- _Exercise_
Among the records below, find each line that includes the string "года" and copy it.

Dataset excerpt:
────────────────────────────────────────
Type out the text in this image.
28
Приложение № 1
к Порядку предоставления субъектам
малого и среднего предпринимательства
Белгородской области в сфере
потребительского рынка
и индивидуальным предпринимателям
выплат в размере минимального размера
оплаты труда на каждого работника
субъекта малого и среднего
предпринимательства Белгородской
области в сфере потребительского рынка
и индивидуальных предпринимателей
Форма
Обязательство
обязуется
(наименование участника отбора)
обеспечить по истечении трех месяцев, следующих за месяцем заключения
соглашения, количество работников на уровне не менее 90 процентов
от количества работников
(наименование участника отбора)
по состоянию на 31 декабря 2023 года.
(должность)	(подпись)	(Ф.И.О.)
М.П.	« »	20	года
────────────────────────────────────────
- _Solution to the exercise_
по состоянию на 31 декабря 2023 года.
М.П.	« »	20	года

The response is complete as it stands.